:: Work to complete ::
Look through the entries below and report every line that has "Pulse".

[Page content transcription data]
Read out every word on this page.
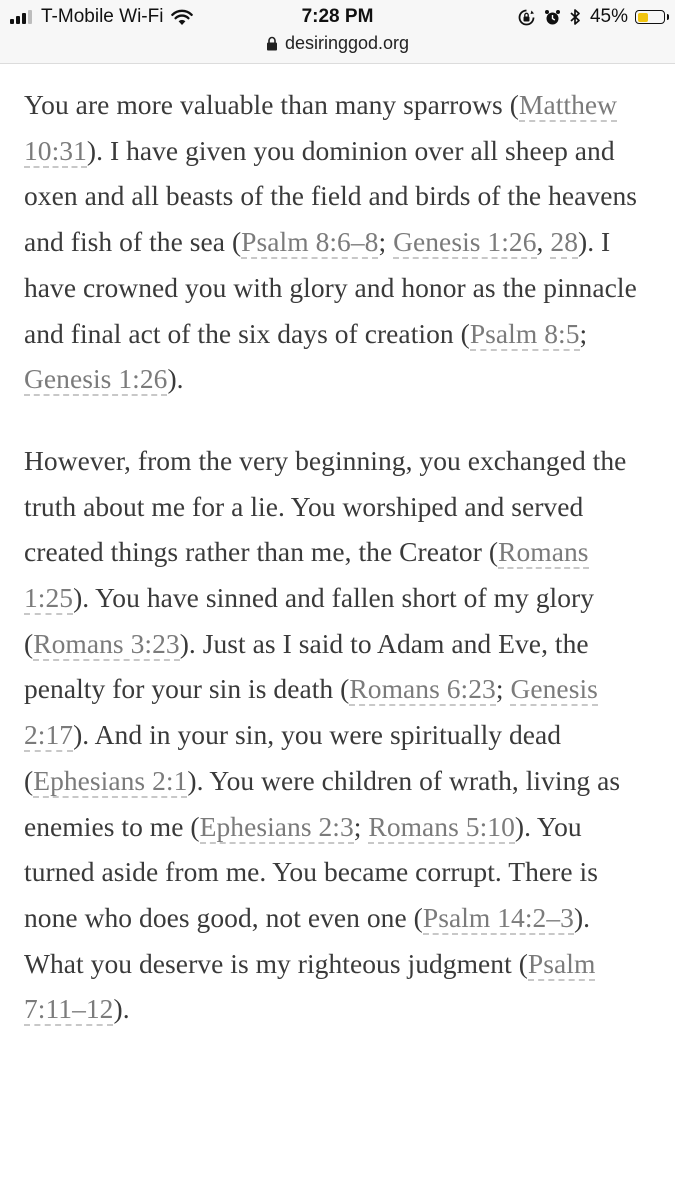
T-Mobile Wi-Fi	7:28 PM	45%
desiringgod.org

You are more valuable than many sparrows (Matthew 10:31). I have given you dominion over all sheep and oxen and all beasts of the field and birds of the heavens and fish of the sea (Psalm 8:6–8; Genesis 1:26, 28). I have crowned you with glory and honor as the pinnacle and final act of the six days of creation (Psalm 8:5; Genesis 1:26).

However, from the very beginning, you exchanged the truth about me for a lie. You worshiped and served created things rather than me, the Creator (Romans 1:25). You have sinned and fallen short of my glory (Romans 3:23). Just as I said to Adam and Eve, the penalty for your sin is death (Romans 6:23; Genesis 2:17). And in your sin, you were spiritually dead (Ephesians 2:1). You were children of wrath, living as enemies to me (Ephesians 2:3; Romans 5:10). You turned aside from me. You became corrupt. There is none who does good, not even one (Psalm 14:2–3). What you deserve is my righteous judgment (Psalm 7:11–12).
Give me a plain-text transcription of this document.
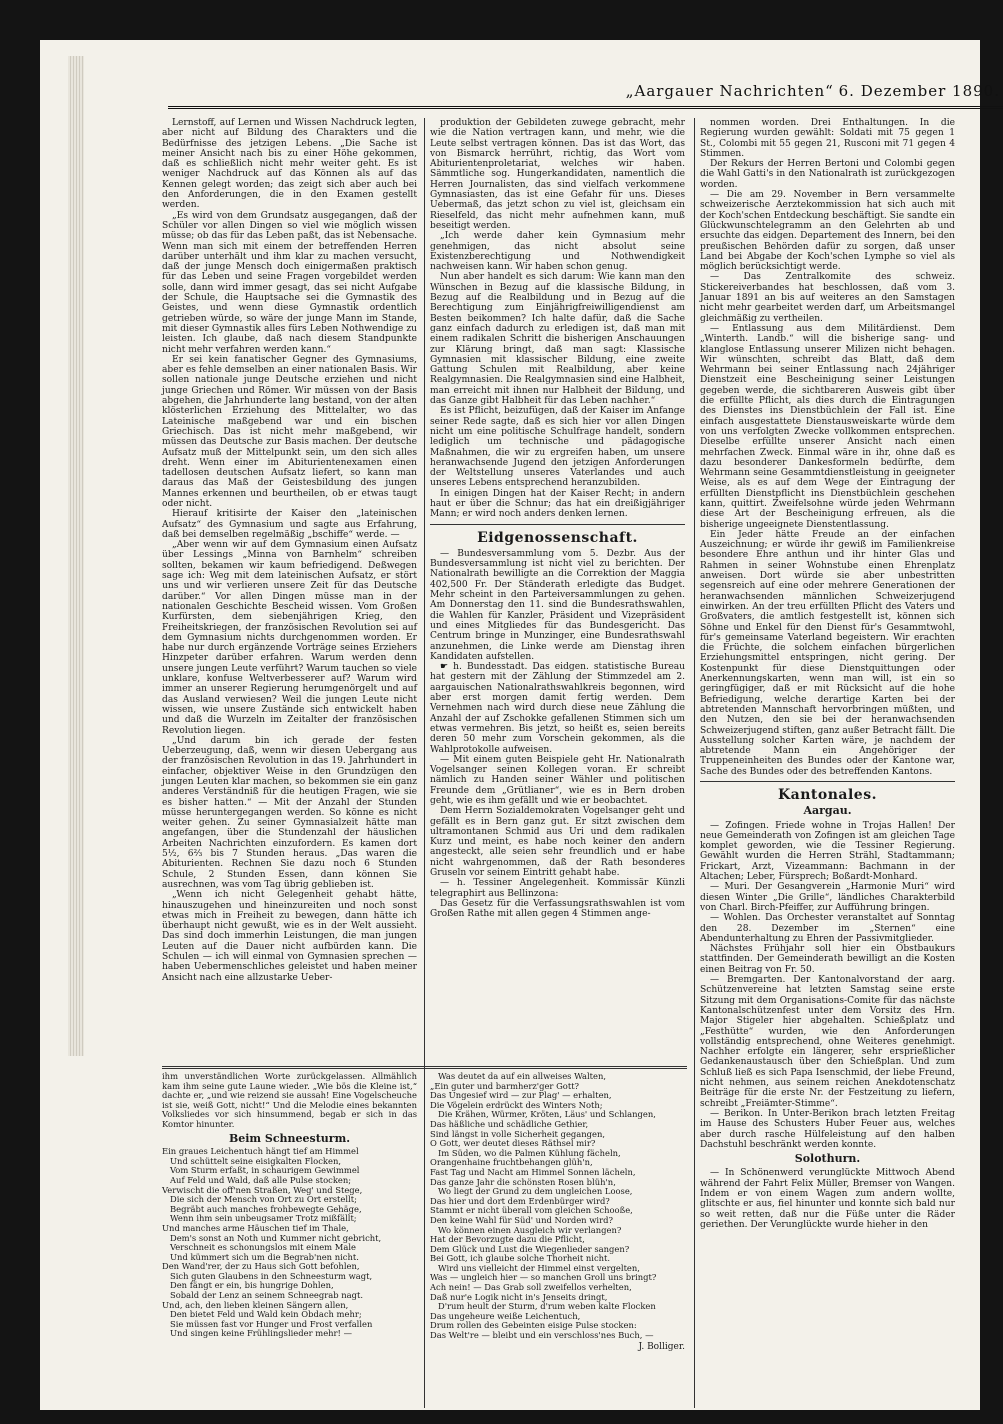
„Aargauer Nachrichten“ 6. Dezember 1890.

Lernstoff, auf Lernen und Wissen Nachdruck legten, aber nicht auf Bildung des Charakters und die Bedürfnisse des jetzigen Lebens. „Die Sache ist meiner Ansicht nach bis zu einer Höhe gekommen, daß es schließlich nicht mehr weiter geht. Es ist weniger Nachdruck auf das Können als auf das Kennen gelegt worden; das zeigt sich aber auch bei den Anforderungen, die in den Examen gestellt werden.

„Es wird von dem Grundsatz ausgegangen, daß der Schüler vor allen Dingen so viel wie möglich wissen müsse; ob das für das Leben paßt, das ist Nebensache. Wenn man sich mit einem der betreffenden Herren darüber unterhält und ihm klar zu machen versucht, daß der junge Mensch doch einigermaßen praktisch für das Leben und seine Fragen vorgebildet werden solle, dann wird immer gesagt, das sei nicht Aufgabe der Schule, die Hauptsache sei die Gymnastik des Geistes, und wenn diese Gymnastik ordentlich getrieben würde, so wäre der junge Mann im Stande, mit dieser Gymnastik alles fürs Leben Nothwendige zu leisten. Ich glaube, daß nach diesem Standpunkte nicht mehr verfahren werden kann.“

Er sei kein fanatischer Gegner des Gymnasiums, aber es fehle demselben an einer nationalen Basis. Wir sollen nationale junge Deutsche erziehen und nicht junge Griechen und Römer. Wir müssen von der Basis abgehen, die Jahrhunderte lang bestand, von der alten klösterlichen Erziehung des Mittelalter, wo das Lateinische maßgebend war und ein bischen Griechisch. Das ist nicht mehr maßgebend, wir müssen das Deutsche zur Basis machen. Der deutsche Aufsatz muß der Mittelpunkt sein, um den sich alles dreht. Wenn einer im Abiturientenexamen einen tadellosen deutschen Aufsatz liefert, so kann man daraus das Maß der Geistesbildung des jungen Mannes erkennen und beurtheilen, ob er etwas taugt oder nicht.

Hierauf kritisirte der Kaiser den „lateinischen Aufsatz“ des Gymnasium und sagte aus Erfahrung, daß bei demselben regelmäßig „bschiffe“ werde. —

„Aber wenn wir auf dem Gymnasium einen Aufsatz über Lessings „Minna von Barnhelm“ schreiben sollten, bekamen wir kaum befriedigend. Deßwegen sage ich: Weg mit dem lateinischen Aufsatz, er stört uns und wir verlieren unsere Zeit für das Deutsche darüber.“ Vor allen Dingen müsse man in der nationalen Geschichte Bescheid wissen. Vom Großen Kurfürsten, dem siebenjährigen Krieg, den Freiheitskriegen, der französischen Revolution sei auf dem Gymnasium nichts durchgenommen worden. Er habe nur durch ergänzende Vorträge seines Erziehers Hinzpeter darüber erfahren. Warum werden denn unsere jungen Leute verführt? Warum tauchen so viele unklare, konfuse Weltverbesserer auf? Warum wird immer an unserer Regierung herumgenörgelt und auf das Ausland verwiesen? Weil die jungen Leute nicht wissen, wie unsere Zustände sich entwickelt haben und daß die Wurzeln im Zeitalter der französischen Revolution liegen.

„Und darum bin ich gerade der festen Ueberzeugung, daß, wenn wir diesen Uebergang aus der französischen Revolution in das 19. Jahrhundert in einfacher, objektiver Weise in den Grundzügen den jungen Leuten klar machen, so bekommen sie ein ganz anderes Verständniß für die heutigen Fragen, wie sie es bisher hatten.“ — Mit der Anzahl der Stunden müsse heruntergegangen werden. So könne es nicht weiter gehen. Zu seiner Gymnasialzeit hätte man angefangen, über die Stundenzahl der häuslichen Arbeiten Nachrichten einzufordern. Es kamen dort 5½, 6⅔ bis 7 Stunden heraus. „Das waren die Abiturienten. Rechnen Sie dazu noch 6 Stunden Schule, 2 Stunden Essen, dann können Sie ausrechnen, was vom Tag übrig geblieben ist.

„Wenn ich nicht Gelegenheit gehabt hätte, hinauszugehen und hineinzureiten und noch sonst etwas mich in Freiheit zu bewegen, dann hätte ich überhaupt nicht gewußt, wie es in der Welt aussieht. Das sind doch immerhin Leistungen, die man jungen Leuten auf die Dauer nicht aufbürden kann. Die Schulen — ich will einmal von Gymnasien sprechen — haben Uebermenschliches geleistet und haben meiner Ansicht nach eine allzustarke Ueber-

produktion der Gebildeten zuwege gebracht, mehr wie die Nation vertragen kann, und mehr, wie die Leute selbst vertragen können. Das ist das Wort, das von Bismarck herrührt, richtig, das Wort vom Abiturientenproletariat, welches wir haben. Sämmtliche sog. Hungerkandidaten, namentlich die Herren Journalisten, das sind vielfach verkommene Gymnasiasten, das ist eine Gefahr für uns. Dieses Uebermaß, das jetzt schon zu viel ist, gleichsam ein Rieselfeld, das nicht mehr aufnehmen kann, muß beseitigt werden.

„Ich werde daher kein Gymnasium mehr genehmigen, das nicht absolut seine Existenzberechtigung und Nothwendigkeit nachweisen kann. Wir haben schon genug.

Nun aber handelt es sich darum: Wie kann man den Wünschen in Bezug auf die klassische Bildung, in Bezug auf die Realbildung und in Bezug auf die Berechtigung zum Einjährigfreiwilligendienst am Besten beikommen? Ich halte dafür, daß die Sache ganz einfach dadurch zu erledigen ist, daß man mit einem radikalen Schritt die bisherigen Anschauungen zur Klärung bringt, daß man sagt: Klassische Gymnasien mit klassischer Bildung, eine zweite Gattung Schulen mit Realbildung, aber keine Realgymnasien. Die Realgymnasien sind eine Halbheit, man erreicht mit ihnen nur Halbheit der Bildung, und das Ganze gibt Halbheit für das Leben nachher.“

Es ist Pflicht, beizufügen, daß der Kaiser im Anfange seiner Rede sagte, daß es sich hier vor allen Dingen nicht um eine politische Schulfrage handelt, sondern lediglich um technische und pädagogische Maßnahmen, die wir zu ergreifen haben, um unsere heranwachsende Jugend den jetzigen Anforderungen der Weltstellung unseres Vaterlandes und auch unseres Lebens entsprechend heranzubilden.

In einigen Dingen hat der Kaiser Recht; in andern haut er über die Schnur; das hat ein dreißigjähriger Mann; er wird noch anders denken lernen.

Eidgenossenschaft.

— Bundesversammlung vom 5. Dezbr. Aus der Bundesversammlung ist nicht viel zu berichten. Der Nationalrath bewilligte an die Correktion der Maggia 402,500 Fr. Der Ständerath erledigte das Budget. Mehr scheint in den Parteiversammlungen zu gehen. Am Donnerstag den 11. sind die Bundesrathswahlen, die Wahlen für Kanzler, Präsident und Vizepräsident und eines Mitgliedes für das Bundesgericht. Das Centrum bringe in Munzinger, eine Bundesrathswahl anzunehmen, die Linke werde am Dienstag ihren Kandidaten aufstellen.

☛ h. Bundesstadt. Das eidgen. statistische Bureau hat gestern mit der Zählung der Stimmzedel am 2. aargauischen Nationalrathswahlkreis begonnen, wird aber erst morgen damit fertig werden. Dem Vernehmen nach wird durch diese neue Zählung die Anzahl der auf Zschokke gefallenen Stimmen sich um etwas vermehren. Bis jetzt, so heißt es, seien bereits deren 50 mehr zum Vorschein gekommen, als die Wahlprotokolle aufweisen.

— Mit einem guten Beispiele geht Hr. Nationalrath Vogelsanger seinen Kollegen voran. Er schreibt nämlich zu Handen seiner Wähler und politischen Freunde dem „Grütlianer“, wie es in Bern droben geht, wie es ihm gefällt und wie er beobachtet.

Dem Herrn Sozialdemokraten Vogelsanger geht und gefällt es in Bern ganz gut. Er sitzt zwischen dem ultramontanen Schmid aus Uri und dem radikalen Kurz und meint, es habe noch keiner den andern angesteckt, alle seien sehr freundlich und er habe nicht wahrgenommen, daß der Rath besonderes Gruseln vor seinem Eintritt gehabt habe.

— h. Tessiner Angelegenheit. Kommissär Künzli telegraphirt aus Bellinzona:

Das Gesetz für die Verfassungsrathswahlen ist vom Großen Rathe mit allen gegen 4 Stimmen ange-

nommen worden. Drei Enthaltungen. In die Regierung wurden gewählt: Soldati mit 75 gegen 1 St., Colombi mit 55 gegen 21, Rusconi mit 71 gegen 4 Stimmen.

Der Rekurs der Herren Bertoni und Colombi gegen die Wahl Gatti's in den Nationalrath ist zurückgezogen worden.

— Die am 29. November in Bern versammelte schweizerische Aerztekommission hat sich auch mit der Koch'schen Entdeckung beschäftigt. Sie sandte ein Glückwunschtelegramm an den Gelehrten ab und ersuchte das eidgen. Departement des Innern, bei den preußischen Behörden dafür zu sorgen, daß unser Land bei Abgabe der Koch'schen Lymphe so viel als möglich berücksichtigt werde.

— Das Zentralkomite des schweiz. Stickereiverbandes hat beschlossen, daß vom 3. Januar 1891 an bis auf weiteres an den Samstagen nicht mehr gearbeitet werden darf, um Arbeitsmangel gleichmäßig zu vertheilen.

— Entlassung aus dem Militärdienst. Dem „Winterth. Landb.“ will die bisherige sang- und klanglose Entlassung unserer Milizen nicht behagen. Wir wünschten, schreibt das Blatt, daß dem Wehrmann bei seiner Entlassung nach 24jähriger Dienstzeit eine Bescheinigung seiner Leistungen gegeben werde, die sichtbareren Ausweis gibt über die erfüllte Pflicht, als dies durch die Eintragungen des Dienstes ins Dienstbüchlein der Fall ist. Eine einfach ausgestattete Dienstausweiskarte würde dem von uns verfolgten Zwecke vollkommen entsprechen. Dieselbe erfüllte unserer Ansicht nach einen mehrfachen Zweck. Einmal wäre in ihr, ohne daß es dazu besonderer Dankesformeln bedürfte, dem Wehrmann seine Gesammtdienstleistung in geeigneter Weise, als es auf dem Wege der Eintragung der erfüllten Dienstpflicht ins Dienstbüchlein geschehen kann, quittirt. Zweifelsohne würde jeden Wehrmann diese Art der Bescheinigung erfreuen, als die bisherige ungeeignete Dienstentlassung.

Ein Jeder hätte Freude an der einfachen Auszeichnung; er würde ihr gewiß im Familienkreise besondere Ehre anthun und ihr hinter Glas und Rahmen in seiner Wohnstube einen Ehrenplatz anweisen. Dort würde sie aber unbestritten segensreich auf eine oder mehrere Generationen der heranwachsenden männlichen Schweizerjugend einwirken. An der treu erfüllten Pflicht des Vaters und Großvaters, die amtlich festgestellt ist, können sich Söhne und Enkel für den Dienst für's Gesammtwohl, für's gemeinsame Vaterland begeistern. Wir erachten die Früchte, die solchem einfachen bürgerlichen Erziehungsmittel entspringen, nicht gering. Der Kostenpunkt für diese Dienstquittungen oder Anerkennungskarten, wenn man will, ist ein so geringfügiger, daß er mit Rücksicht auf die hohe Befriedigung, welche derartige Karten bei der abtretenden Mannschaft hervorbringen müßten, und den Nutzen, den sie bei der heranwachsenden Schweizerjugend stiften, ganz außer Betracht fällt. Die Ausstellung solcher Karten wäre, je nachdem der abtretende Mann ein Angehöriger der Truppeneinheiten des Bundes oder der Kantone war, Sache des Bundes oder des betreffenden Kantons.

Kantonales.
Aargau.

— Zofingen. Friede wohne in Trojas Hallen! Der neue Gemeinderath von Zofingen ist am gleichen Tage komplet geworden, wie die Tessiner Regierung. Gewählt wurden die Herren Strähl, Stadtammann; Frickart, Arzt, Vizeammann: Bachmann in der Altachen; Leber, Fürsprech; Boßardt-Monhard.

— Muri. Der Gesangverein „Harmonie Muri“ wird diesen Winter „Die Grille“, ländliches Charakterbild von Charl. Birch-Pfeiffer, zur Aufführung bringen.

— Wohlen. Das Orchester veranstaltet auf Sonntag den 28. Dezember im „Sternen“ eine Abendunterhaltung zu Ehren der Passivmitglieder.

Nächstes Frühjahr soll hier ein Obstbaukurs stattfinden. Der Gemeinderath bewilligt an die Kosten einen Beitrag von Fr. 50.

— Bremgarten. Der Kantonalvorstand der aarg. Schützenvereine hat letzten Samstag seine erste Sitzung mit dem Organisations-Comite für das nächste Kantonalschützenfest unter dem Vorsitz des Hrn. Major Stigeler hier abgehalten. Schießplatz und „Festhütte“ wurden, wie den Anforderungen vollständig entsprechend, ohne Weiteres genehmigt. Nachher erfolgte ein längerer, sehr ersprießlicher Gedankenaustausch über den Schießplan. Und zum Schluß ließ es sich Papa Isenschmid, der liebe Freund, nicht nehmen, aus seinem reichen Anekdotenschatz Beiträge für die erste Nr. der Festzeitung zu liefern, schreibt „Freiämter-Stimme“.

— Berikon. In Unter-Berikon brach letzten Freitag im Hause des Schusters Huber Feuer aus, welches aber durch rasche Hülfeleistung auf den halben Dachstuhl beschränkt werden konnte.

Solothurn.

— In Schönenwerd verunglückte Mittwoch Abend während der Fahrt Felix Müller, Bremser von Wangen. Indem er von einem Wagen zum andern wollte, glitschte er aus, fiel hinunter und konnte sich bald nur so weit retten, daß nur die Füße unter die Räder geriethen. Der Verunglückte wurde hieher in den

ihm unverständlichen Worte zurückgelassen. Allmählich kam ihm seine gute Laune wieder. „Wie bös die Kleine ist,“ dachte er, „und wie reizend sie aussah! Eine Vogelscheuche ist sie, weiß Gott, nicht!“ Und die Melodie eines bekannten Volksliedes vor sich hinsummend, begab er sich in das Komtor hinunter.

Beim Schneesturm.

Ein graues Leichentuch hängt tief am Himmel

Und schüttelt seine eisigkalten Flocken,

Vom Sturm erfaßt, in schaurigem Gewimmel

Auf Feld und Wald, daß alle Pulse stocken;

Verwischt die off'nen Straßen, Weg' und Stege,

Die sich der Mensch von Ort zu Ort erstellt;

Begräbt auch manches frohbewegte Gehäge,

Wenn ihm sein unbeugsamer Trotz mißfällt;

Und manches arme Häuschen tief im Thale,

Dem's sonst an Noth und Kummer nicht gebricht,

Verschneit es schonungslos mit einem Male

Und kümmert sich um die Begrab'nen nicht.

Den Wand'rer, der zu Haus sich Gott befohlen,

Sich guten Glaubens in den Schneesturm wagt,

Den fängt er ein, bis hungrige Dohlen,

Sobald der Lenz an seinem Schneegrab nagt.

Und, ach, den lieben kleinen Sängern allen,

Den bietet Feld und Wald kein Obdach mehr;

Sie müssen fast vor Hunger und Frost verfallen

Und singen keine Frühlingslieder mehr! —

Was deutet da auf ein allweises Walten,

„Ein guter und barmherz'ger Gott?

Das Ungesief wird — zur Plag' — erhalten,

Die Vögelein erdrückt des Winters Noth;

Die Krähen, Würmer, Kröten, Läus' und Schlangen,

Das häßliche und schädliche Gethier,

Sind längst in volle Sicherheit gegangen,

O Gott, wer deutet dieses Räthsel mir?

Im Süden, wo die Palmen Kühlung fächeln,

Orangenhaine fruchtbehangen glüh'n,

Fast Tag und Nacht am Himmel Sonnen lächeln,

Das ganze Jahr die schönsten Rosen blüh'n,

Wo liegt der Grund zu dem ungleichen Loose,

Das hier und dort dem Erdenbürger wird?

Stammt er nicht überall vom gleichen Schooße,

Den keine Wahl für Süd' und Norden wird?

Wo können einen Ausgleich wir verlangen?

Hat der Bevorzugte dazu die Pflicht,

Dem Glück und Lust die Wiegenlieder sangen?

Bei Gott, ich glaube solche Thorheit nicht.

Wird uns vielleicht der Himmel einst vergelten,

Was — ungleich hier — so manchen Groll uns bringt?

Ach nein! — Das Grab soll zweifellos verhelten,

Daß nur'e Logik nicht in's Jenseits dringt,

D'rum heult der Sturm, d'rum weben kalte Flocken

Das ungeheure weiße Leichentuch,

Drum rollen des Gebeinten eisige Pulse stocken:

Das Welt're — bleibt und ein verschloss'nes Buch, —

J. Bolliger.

:: Output of the exercise ::
Auf Feld und Wald, daß alle Pulse stocken;
Drum rollen des Gebeinten eisige Pulse stocken:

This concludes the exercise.